Provided data:
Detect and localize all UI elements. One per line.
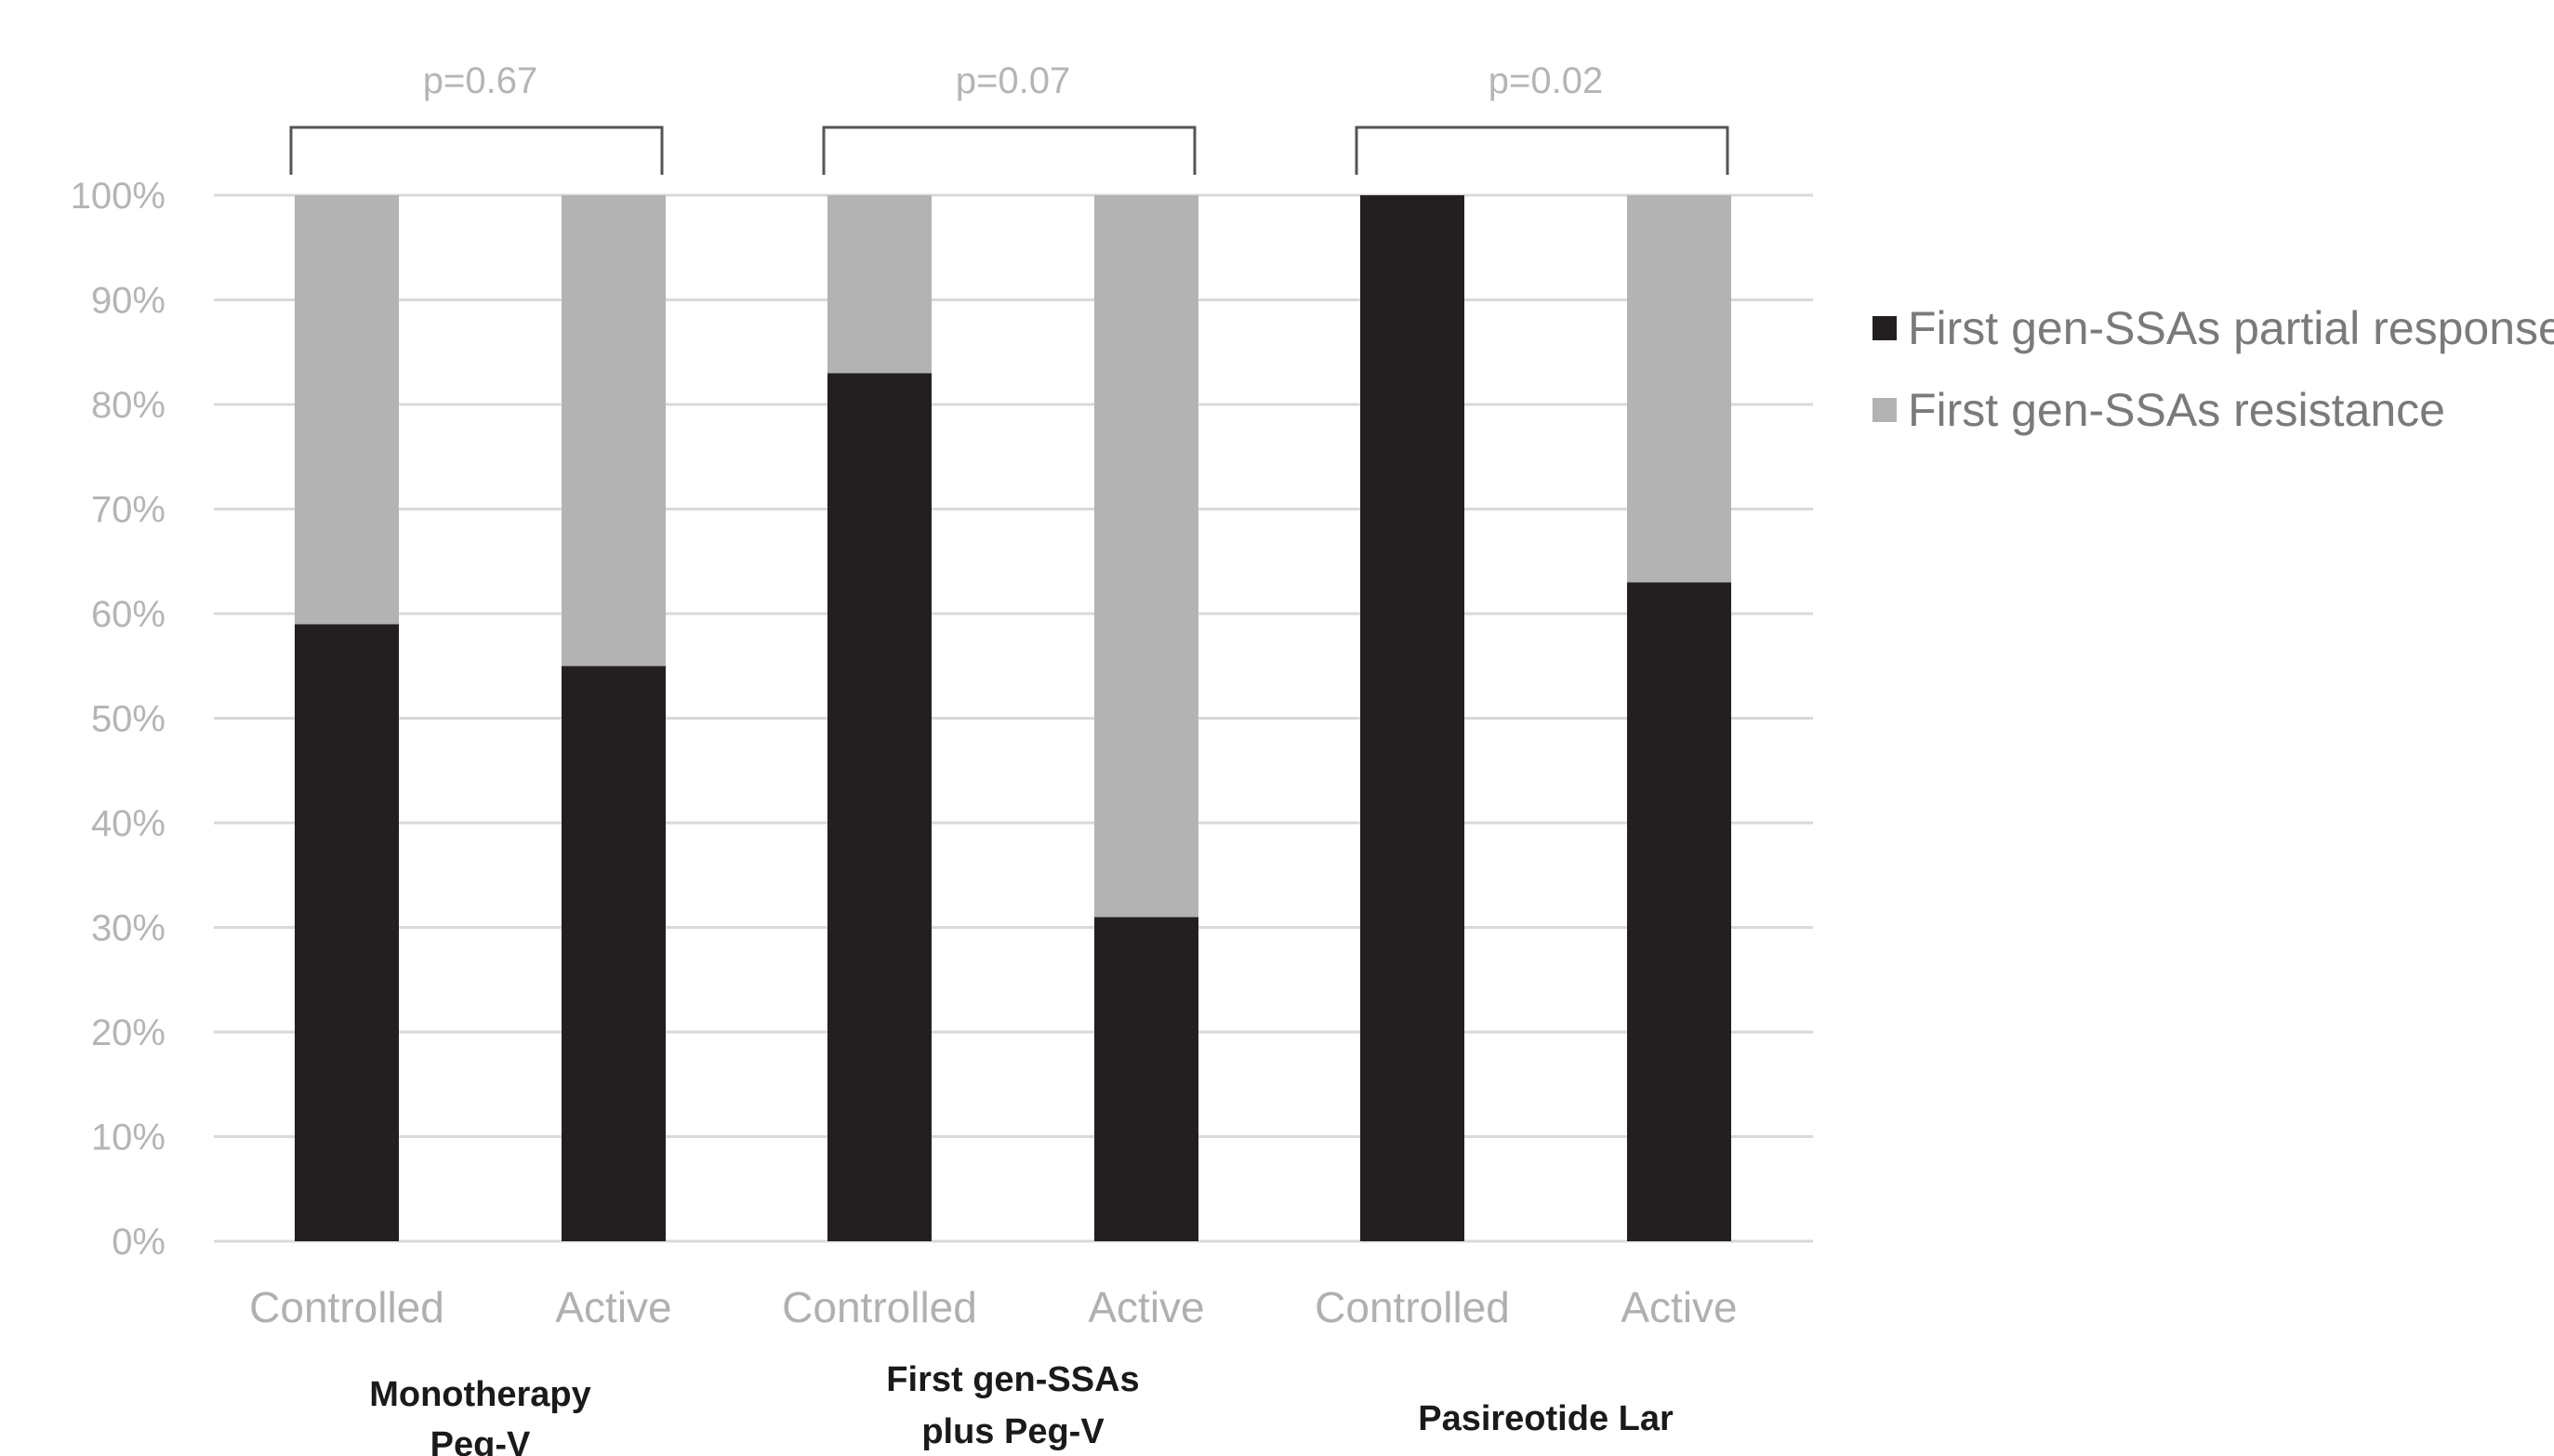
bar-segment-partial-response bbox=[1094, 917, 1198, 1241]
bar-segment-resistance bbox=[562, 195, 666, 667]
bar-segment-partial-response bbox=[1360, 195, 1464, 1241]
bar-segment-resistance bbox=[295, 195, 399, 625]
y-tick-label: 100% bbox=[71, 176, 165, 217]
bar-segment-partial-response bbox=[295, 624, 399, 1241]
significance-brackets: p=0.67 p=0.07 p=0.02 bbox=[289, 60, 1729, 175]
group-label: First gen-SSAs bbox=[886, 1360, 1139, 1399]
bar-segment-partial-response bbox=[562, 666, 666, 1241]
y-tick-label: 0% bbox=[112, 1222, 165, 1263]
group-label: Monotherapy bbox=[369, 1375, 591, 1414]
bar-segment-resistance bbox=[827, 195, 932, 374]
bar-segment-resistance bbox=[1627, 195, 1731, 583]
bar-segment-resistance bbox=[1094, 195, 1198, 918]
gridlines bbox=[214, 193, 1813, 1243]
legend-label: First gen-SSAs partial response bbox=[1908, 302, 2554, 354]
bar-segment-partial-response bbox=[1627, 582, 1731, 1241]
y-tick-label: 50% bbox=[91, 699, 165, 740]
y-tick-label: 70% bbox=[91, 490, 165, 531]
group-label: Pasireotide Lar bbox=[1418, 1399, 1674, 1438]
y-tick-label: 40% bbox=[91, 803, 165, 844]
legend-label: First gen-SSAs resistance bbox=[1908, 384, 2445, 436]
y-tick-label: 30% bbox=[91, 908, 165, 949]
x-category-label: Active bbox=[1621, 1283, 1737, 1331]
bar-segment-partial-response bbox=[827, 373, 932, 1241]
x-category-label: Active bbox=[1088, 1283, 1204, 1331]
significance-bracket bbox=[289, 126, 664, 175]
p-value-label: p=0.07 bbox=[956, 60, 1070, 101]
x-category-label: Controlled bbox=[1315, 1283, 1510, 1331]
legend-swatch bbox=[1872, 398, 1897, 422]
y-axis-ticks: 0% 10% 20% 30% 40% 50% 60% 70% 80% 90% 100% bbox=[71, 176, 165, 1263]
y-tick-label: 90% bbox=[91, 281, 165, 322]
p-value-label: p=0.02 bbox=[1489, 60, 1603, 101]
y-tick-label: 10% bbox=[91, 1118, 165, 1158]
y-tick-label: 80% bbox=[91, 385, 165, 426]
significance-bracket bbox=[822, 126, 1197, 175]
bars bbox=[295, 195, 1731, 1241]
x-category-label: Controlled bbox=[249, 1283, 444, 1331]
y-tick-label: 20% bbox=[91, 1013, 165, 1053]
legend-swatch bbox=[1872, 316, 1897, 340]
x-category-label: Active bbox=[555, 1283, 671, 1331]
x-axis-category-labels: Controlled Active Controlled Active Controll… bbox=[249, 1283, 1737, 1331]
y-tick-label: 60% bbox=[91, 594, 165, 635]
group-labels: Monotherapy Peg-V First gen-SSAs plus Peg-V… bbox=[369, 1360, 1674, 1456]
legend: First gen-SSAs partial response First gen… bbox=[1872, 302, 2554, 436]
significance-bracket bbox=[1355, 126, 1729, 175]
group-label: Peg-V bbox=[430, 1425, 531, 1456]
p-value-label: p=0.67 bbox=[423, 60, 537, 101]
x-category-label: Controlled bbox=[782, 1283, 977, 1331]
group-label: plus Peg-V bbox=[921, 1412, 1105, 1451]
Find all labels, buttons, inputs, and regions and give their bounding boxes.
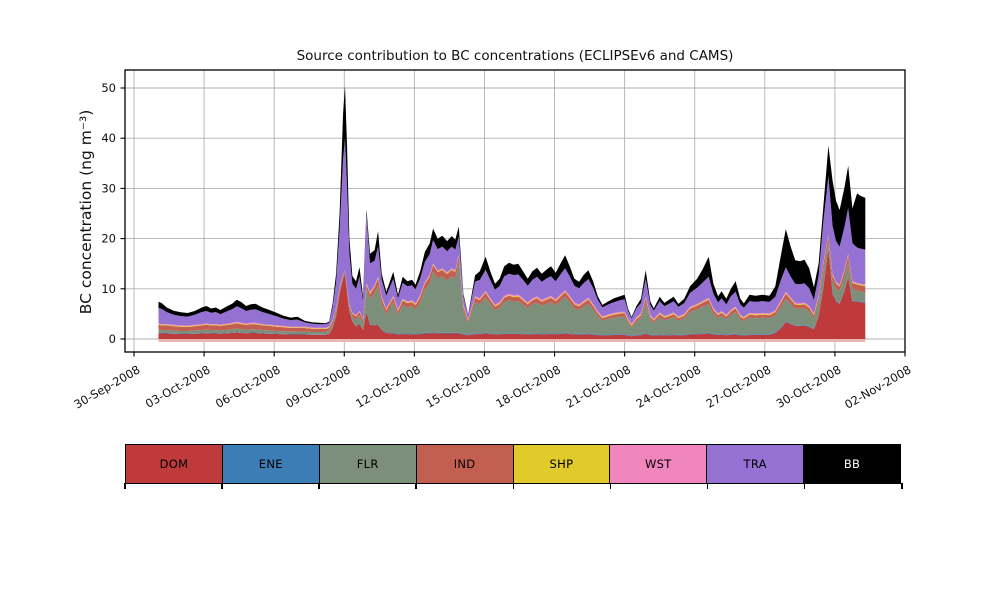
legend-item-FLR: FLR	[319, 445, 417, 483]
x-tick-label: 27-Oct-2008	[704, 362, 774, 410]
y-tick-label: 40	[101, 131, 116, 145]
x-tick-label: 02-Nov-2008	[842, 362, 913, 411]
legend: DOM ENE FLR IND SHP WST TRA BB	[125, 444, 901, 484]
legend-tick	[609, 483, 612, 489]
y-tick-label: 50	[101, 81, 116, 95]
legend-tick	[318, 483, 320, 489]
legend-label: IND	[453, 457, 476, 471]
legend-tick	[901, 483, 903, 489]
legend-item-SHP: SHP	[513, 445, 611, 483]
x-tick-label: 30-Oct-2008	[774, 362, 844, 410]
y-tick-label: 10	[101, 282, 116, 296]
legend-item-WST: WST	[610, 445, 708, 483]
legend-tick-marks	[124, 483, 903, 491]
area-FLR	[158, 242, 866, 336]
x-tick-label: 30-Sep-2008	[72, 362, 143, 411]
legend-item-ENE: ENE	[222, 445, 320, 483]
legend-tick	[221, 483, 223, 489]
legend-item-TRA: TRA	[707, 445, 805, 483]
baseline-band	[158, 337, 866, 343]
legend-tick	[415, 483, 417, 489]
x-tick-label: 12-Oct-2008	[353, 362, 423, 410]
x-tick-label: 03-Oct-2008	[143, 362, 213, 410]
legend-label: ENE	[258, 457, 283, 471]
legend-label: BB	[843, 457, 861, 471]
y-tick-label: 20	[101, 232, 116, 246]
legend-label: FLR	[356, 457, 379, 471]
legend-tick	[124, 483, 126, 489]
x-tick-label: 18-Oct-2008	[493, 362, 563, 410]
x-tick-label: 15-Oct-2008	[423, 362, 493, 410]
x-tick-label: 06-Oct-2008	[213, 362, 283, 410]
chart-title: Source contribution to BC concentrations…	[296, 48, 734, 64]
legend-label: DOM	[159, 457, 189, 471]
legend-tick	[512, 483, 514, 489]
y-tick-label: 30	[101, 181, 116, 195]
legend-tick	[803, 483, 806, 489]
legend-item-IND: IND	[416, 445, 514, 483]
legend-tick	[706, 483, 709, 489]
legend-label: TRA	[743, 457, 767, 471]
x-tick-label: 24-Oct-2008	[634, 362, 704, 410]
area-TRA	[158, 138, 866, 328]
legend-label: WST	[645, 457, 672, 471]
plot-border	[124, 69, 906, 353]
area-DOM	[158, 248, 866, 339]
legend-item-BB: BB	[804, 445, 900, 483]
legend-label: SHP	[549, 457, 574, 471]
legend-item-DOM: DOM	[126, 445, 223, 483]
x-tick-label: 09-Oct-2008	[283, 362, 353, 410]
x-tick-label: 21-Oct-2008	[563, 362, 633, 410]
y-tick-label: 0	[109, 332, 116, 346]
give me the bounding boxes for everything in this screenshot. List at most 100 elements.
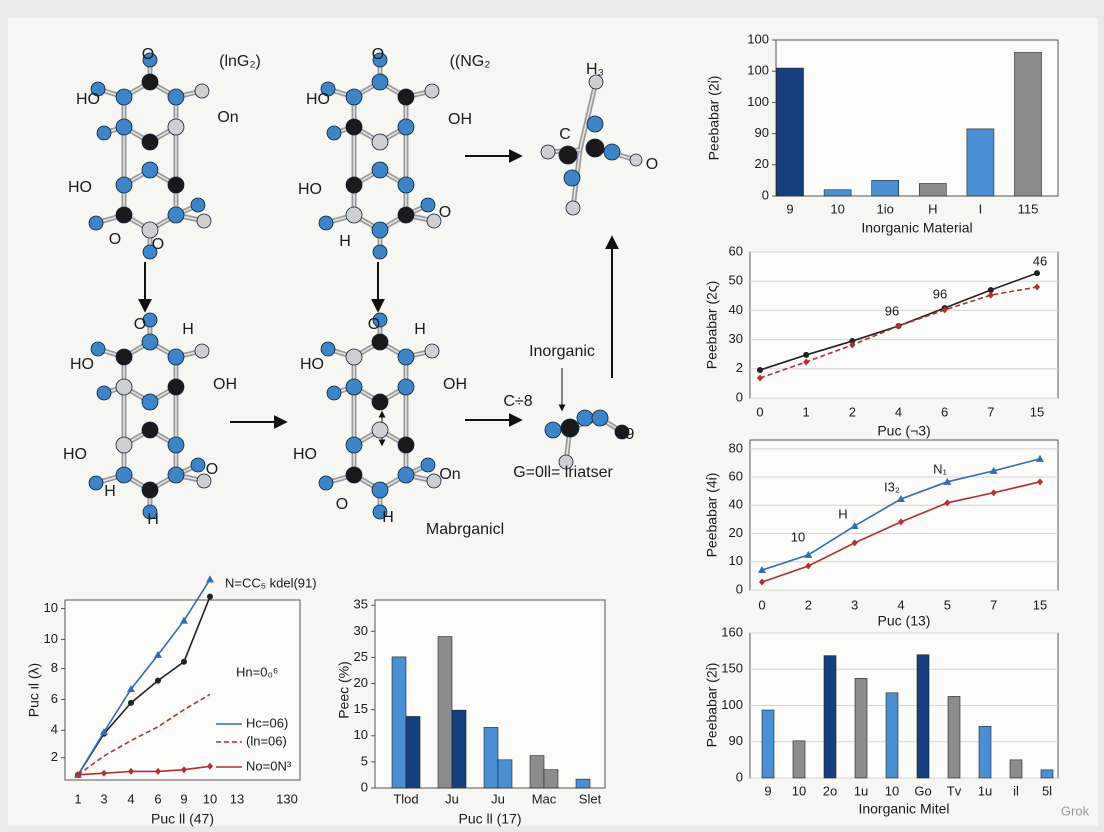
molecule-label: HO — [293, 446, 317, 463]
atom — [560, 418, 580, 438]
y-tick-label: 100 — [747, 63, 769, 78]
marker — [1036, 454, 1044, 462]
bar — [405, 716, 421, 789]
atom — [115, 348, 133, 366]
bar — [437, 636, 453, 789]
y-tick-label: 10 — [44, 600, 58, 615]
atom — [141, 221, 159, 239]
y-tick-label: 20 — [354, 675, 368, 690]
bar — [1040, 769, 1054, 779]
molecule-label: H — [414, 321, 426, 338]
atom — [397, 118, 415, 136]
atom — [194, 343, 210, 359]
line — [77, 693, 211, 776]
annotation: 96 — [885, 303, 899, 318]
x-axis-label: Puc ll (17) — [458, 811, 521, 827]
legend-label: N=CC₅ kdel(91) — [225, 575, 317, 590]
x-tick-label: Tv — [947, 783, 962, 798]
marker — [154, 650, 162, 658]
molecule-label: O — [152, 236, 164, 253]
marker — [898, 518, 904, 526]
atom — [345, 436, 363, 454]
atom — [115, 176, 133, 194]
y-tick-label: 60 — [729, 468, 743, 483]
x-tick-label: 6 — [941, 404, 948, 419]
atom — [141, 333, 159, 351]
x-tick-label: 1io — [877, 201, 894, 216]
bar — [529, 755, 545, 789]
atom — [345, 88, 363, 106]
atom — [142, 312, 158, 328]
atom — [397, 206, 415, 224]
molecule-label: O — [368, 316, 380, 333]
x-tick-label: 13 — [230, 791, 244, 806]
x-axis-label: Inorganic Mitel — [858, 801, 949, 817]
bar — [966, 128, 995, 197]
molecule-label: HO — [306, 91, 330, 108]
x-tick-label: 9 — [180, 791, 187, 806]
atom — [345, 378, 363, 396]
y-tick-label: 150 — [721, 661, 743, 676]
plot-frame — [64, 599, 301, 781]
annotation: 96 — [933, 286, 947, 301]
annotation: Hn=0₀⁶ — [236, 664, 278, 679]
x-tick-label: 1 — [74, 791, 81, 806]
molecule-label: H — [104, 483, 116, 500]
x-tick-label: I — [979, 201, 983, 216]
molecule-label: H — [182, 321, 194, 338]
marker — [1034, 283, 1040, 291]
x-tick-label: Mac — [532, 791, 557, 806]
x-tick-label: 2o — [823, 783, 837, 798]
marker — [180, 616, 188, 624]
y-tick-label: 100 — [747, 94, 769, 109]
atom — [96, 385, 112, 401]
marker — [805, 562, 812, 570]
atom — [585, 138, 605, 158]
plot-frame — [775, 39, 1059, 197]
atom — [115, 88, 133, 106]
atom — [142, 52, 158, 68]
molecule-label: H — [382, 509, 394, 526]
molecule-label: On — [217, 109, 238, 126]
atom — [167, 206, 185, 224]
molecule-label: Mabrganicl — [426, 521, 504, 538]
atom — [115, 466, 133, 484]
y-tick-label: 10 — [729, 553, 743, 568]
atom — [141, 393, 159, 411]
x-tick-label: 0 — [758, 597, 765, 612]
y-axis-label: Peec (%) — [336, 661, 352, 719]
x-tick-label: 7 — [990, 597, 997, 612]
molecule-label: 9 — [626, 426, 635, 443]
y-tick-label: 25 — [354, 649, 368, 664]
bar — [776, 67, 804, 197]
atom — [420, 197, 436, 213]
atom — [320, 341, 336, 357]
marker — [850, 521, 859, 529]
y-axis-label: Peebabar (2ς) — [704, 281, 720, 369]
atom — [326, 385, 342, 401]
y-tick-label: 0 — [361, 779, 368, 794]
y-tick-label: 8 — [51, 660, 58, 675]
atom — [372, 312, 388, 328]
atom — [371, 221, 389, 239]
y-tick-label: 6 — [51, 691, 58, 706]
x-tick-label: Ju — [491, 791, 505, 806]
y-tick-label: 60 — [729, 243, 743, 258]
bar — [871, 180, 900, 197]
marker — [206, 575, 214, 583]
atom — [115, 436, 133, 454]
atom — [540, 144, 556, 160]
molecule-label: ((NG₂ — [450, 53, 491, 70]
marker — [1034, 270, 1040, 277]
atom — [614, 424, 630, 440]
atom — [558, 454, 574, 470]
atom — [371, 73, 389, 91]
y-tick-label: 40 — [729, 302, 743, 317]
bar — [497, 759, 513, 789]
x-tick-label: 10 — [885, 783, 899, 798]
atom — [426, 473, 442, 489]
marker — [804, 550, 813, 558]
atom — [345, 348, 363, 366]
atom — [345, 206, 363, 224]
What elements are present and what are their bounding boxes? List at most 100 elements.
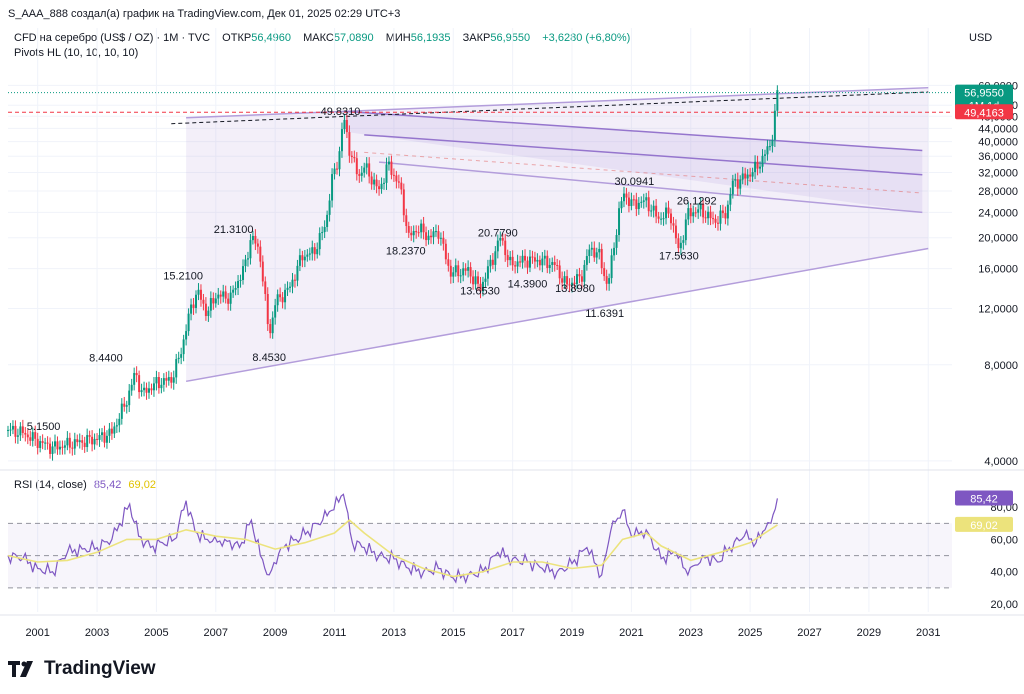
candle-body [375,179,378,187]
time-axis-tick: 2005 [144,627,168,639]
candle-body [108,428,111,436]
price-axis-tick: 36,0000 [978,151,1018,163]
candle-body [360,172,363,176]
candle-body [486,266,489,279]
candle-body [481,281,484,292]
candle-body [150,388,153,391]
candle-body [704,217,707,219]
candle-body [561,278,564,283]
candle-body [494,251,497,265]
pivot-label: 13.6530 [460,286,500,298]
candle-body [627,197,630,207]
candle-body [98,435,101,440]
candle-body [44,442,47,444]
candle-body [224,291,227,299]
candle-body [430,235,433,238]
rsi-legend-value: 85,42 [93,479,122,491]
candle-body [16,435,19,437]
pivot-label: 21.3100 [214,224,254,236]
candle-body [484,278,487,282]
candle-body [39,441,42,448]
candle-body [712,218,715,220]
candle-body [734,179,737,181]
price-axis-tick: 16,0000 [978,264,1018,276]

What this task involves:
Write out every line of the listing from the one containing "bar-segment-partial-response bbox=[1094, 917, 1198, 1241]" down through the one containing "y-tick-label: 90% bbox=[91, 281, 165, 322]", including both of those lines.

Response:
bar-segment-partial-response bbox=[1094, 917, 1198, 1241]
bar-segment-resistance bbox=[562, 195, 666, 667]
bar-segment-partial-response bbox=[1360, 195, 1464, 1241]
bar-segment-resistance bbox=[295, 195, 399, 625]
y-tick-label: 100% bbox=[71, 176, 165, 217]
bar-segment-partial-response bbox=[295, 624, 399, 1241]
significance-brackets: p=0.67 p=0.07 p=0.02 bbox=[289, 60, 1729, 175]
group-label: First gen-SSAs bbox=[886, 1360, 1139, 1399]
bar-segment-partial-response bbox=[562, 666, 666, 1241]
y-tick-label: 0% bbox=[112, 1222, 165, 1263]
group-label: Monotherapy bbox=[369, 1375, 591, 1414]
bar-segment-resistance bbox=[827, 195, 932, 374]
bar-segment-resistance bbox=[1627, 195, 1731, 583]
bar-segment-resistance bbox=[1094, 195, 1198, 918]
gridlines bbox=[214, 193, 1813, 1243]
legend-label: First gen-SSAs partial response bbox=[1908, 302, 2554, 354]
bar-segment-partial-response bbox=[1627, 582, 1731, 1241]
y-tick-label: 50% bbox=[91, 699, 165, 740]
y-tick-label: 70% bbox=[91, 490, 165, 531]
group-label: Pasireotide Lar bbox=[1418, 1399, 1674, 1438]
y-tick-label: 40% bbox=[91, 803, 165, 844]
legend-label: First gen-SSAs resistance bbox=[1908, 384, 2445, 436]
y-tick-label: 30% bbox=[91, 908, 165, 949]
x-category-label: Active bbox=[1621, 1283, 1737, 1331]
bar-segment-partial-response bbox=[827, 373, 932, 1241]
x-category-label: Active bbox=[1088, 1283, 1204, 1331]
significance-bracket bbox=[289, 126, 664, 175]
p-value-label: p=0.07 bbox=[956, 60, 1070, 101]
x-category-label: Controlled bbox=[1315, 1283, 1510, 1331]
legend-swatch bbox=[1872, 398, 1897, 422]
y-axis-ticks: 0% 10% 20% 30% 40% 50% 60% 70% 80% 90% 100% bbox=[71, 176, 165, 1263]
y-tick-label: 90% bbox=[91, 281, 165, 322]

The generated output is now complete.